• _DATASET EXCERPTS_:
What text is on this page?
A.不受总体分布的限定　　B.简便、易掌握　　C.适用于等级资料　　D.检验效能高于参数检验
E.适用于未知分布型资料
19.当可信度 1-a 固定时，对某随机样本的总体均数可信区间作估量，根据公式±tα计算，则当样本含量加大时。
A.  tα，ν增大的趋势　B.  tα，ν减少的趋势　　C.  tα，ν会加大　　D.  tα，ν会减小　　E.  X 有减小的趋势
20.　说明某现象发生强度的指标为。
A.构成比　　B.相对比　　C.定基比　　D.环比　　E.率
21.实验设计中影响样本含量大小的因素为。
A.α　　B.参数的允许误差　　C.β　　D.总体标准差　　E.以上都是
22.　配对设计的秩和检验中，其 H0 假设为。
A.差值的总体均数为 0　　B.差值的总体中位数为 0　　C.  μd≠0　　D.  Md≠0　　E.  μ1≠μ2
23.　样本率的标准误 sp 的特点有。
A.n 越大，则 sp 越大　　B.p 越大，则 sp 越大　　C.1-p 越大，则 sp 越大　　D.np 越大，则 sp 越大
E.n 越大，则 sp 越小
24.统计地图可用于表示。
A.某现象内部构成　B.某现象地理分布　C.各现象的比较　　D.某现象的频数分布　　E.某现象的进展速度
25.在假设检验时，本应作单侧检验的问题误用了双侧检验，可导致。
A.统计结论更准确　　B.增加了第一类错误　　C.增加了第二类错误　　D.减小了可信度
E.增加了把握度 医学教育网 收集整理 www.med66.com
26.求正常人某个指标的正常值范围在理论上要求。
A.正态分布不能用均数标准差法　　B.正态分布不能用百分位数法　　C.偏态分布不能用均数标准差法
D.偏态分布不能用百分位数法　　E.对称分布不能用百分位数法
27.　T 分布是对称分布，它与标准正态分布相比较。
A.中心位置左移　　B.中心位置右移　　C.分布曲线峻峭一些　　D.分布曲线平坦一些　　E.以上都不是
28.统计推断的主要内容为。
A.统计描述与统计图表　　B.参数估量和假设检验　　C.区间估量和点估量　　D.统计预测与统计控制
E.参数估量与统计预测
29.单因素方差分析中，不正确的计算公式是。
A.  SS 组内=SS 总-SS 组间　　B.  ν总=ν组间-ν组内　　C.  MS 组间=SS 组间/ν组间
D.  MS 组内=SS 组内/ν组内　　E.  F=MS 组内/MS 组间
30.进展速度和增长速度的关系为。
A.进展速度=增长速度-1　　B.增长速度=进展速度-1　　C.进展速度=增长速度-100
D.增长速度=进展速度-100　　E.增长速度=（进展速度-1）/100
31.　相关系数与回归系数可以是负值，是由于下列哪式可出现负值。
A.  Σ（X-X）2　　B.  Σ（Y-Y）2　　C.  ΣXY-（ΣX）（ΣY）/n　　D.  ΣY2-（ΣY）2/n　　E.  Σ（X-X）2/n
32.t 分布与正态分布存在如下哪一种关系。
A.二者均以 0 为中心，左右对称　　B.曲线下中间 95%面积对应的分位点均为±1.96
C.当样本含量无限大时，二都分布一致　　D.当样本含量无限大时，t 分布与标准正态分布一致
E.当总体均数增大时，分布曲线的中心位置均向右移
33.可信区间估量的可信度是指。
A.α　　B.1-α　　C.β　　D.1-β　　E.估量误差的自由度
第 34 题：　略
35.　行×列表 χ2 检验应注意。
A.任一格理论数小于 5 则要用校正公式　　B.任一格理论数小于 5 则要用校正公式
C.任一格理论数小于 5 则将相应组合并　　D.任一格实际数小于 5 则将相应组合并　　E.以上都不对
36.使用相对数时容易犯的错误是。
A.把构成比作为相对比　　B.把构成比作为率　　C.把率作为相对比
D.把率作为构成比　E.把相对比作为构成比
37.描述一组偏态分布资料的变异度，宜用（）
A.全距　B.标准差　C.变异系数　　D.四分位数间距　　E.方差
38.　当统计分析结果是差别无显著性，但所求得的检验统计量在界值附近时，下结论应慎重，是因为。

• _THE TASK_:
From the entries, report each line that includes the word "任一格理论数小于".

• _FULL SOLUTION_:
A.任一格理论数小于 5 则要用校正公式　　B.任一格理论数小于 5 则要用校正公式
C.任一格理论数小于 5 则将相应组合并　　D.任一格实际数小于 5 则将相应组合并　　E.以上都不对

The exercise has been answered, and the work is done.